2x Faster, 70% Less VRAM

Train 7B models on RTX 3090 (24GB). 500K context support. Free Colab notebooks included.

Why Unsloth?

2x

Faster Training

70%

Less VRAM

500K

Context Length

What Makes It Fast?

  • Optimized Triton kernels - Custom CUDA kernels for faster computation
  • Manual autograd engine - Reduced gradient computation overhead
  • Intelligent caching - Minimizes data movement between CPU/GPU
  • Optimized data loading - Reduced memory fragmentation

📋 Prerequisites

🎮

GPU Requirements

NVIDIA GPU with CUDA support. Works on consumer GPUs!

Minimum: 8GB VRAM (RTX 3070, RTX 4060)

Recommended: 16GB+ VRAM (RTX 3090, RTX 4090)

Excellent: 24GB+ VRAM (A6000, A100)

📦

Dataset Ready

Export your dataset in the format Unsloth expects.

Open the EdukaAI app, go to Export, and select "Unsloth" format.

💻

Python Environment

Python 3.8+ with pip. Virtual environment recommended.

1 Install Unsloth

# Create virtual environment

python -m venv unsloth-env
source unsloth-env/bin/activate  # On Windows: unsloth-env\Scripts\activate

# Install Unsloth (recommended way)

pip install "unsloth[colab-new] @ git+https://github.com/unslothai/unsloth.git"

**SUPPLIED INFORMATION**
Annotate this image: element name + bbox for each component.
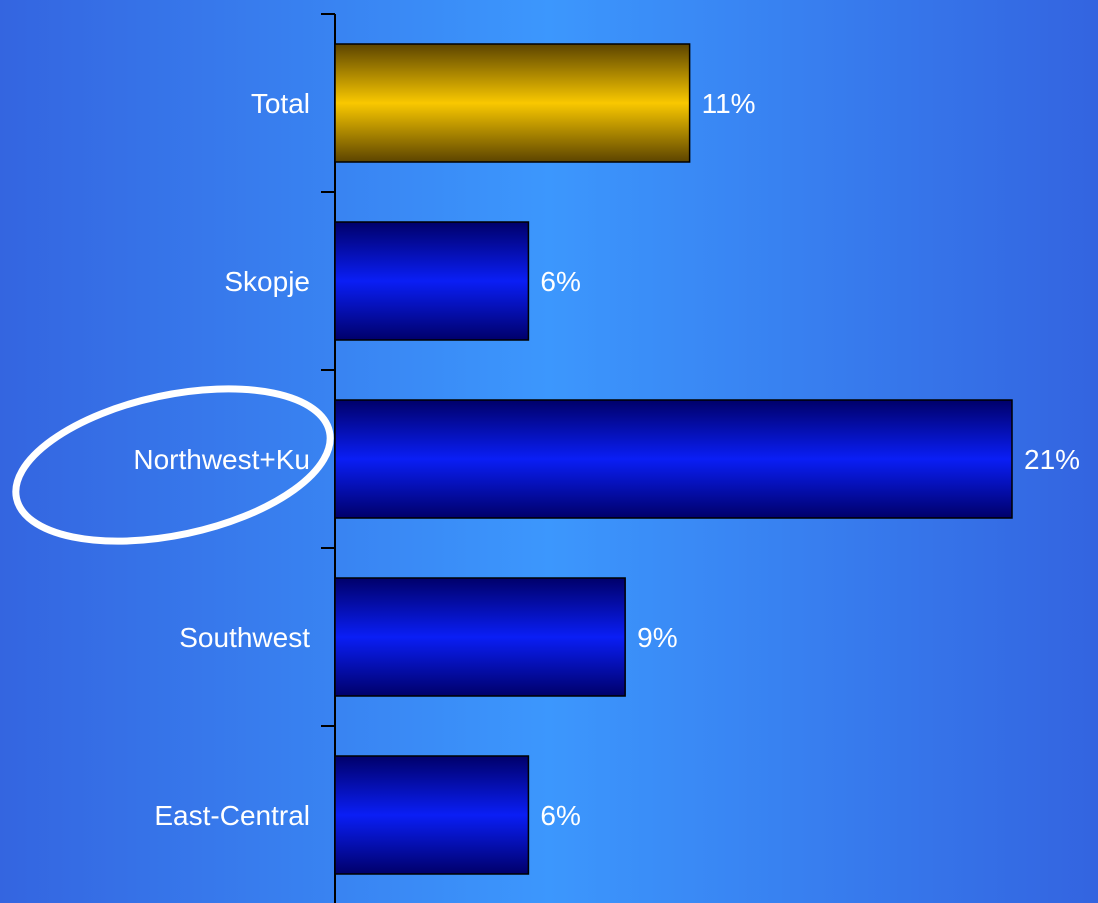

**SET PROBLEM A**
According to the Unsloth page, what is the minimum amount of VRAM required?
**SET PROBLEM B**
Repeat the Unsloth page word for word between "Minimum: 8GB VRAM" and "format Unsloth expects.", inclusive.

**FINAL RESULT A**
8GB VRAM

**FINAL RESULT B**
Minimum: 8GB VRAM (RTX 3070, RTX 4060)

Recommended: 16GB+ VRAM (RTX 3090, RTX 4090)

Excellent: 24GB+ VRAM (A6000, A100)

📦

Dataset Ready

Export your dataset in the format Unsloth expects.